TASK DIRECTIONS
Reproduce the entries below in full, word for word.

MATERIAL PROVIDED
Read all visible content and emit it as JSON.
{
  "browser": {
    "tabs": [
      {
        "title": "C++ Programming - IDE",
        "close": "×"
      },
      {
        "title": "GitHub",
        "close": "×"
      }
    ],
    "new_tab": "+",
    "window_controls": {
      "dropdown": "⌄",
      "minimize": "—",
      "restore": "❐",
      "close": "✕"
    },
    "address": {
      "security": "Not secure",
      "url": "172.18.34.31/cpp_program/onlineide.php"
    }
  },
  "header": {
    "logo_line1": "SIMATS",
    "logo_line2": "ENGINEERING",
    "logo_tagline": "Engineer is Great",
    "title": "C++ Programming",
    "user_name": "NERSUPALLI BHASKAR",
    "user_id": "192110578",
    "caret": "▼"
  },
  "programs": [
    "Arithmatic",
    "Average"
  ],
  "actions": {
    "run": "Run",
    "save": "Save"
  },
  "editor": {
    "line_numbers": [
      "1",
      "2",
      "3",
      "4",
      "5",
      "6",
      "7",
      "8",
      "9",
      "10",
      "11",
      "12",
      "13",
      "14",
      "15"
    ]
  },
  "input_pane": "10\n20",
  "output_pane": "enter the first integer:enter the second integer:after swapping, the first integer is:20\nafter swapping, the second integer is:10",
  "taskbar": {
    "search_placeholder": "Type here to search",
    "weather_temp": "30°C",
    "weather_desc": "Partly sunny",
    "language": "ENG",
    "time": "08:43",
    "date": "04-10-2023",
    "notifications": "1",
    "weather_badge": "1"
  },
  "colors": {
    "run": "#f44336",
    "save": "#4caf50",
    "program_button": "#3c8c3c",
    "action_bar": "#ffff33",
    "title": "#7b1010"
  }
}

EXERCISE SOLUTION
Read all visible content and emit it as JSON.
{
  "browser": {
    "tabs": [
      {
        "title": "C++ Programming - IDE",
        "close": "×"
      },
      {
        "title": "GitHub",
        "close": "×"
      }
    ],
    "new_tab": "+",
    "window_controls": {
      "dropdown": "⌄",
      "minimize": "—",
      "restore": "❐",
      "close": "✕"
    },
    "address": {
      "security": "Not secure",
      "url": "172.18.34.31/cpp_program/onlineide.php"
    }
  },
  "header": {
    "logo_line1": "SIMATS",
    "logo_line2": "ENGINEERING",
    "logo_tagline": "Engineer is Great",
    "title": "C++ Programming",
    "user_name": "NERSUPALLI BHASKAR",
    "user_id": "192110578",
    "caret": "▼"
  },
  "programs": [
    "Arithmatic",
    "Average"
  ],
  "actions": {
    "run": "Run",
    "save": "Save"
  },
  "editor": {
    "line_numbers": [
      "1",
      "2",
      "3",
      "4",
      "5",
      "6",
      "7",
      "8",
      "9",
      "10",
      "11",
      "12",
      "13",
      "14",
      "15"
    ]
  },
  "input_pane": "10\n20",
  "output_pane": "enter the first integer:enter the second integer:after swapping, the first integer is:20\nafter swapping, the second integer is:10",
  "taskbar": {
    "search_placeholder": "Type here to search",
    "weather_temp": "30°C",
    "weather_desc": "Partly sunny",
    "language": "ENG",
    "time": "08:43",
    "date": "04-10-2023",
    "notifications": "1",
    "weather_badge": "1"
  },
  "colors": {
    "run": "#f44336",
    "save": "#4caf50",
    "program_button": "#3c8c3c",
    "action_bar": "#ffff33",
    "title": "#7b1010"
  }
}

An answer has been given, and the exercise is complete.